[WHAT YOU NEED TO DO]:
Reproduce the stretch of material from its start through the line containing "- body-line: స్కూల్", substituting "bounding box" for "bbox" and leaving everything else unchanged.

[EXERCISE MATERIALS]:

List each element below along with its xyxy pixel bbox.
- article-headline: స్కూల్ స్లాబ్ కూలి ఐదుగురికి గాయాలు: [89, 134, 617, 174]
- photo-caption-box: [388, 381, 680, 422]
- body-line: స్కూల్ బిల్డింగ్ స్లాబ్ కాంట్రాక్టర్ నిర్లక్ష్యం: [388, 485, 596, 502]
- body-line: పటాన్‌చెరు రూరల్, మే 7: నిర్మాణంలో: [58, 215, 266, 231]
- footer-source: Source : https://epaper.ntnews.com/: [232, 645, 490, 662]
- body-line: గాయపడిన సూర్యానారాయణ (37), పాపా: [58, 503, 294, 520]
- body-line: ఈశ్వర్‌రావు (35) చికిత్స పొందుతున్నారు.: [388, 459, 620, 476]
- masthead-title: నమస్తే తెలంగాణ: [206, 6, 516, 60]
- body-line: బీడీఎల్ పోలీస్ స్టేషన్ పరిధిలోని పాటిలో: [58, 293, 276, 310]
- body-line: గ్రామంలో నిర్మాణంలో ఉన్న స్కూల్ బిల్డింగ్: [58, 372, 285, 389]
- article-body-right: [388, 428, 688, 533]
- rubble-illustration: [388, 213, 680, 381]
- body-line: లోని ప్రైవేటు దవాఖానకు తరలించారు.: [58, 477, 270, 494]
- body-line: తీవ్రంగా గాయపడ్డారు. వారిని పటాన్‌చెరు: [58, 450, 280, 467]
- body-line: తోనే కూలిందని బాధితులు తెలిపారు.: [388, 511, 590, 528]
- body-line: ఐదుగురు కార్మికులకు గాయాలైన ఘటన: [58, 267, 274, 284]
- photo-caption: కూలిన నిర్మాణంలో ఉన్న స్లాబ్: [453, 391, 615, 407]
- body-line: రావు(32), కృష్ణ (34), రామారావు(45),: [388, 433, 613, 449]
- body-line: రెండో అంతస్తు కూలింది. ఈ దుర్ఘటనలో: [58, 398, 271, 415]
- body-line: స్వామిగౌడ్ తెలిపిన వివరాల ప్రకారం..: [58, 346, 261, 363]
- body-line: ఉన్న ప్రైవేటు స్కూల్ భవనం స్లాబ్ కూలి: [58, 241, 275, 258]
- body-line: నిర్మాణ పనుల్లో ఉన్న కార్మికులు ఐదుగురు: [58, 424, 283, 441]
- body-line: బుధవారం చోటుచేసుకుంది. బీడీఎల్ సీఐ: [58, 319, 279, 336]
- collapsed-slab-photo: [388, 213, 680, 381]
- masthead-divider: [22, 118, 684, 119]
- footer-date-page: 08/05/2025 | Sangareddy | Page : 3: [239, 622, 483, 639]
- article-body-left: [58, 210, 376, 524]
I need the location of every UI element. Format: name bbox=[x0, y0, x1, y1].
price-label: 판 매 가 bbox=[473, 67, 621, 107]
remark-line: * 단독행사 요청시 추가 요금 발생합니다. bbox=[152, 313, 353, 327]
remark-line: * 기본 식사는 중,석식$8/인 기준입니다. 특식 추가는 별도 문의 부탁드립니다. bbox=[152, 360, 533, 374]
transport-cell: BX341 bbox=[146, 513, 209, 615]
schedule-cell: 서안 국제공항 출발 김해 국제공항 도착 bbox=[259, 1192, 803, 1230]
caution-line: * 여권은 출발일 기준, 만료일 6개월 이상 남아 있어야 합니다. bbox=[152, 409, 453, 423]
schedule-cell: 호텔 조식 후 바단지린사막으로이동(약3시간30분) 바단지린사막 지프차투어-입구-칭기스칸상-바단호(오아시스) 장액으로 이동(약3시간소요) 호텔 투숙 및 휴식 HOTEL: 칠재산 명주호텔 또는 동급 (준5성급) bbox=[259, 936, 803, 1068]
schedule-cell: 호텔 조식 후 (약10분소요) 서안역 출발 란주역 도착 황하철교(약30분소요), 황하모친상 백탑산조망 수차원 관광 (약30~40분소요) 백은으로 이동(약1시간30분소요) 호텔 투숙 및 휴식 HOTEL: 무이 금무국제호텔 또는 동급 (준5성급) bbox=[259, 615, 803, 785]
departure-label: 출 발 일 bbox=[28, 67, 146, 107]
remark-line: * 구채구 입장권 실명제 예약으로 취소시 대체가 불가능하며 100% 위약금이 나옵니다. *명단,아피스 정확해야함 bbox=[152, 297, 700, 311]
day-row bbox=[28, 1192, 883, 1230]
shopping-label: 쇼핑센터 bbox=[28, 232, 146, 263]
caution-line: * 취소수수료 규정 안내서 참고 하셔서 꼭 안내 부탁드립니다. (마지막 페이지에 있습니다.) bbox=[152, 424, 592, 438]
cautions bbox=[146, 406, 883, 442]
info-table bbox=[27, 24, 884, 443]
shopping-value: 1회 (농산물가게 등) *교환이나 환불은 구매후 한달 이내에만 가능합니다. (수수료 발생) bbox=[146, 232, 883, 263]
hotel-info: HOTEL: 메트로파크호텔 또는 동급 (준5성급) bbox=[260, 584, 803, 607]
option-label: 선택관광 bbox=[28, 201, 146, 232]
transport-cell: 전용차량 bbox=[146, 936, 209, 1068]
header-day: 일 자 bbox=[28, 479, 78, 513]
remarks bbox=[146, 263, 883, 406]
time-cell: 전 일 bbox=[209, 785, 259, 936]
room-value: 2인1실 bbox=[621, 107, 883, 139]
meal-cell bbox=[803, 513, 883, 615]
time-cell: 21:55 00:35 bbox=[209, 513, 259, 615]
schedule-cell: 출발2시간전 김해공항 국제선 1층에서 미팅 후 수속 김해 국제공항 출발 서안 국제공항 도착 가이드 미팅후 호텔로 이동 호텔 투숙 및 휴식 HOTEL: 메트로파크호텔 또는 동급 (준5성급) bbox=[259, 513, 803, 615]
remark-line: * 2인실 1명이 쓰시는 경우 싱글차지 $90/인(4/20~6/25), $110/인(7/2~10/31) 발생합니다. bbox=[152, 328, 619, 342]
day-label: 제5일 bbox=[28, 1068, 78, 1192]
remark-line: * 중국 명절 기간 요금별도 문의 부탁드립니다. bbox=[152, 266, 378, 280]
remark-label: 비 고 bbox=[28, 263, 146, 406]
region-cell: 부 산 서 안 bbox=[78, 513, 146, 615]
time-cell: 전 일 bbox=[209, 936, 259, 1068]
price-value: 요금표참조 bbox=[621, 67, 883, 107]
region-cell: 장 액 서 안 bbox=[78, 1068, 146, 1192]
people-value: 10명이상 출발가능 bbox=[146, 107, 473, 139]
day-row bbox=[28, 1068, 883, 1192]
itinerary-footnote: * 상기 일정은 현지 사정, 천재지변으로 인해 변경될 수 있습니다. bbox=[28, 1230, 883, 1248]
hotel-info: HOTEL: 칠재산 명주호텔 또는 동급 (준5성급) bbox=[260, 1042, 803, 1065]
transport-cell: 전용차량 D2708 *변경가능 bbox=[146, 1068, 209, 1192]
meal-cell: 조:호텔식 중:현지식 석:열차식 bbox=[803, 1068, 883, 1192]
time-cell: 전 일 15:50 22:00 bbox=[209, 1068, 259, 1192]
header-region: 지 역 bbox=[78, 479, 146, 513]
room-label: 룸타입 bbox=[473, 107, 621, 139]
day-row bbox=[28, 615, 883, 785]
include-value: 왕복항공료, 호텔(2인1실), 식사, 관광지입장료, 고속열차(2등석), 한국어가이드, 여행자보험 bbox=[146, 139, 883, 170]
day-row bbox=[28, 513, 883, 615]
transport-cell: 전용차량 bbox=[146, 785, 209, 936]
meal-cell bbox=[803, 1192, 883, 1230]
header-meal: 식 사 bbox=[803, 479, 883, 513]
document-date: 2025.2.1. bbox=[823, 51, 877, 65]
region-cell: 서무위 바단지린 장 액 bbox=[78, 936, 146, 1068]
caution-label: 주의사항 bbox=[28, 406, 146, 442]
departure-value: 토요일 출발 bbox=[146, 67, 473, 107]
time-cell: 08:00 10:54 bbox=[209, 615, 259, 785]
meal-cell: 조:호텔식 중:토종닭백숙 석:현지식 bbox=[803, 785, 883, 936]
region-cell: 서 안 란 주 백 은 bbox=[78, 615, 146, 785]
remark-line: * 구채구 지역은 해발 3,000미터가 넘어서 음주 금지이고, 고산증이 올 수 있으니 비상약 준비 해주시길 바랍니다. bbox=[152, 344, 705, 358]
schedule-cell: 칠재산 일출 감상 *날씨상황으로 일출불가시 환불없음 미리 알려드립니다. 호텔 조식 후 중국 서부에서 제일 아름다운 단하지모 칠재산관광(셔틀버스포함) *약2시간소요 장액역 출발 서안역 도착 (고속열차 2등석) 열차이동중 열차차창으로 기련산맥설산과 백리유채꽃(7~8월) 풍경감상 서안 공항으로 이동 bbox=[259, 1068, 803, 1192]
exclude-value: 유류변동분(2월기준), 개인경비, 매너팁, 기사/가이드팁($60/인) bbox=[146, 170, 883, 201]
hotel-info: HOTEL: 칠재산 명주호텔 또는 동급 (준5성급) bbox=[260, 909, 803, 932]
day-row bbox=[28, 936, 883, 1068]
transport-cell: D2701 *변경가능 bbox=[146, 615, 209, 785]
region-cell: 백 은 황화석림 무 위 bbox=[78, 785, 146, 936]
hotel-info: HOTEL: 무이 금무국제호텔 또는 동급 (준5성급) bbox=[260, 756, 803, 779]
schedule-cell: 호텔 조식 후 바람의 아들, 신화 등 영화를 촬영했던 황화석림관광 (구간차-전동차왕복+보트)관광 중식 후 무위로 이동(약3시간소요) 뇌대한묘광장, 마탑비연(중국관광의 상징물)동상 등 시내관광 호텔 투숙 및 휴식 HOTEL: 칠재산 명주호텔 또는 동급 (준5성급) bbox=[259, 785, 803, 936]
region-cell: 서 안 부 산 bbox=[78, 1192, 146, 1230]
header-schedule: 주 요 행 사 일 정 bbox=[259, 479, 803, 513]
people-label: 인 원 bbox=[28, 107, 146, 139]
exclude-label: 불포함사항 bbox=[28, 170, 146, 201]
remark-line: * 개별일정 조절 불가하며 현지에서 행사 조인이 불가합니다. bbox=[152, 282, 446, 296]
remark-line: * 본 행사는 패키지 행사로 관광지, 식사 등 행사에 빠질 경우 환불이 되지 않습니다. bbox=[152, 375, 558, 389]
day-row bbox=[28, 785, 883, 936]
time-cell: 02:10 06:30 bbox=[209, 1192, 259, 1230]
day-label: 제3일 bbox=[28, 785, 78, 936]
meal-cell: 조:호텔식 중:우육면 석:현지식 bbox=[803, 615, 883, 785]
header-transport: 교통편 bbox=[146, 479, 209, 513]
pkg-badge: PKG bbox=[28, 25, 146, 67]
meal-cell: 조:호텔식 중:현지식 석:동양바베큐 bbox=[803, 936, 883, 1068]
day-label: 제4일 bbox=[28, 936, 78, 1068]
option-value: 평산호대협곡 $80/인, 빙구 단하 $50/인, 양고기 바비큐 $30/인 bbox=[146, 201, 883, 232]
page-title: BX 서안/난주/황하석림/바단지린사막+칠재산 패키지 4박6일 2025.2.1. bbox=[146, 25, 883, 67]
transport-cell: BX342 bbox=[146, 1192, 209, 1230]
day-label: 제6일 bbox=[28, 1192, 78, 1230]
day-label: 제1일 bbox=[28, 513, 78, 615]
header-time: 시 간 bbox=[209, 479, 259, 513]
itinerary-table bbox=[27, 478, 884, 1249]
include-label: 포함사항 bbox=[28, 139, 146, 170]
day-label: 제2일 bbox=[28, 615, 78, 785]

[ANSWER]:
List each element below along with its xyxy pixel bounding box.
- article-headline: స్కూల్ స్లాబ్ కూలి ఐదుగురికి గాయాలు: [89, 134, 617, 174]
- photo-caption-box: [388, 381, 680, 422]
- body-line: స్కూల్ బిల్డింగ్ స్లాబ్ కాంట్రాక్టర్ నిర్లక్ష్యం: [388, 485, 596, 502]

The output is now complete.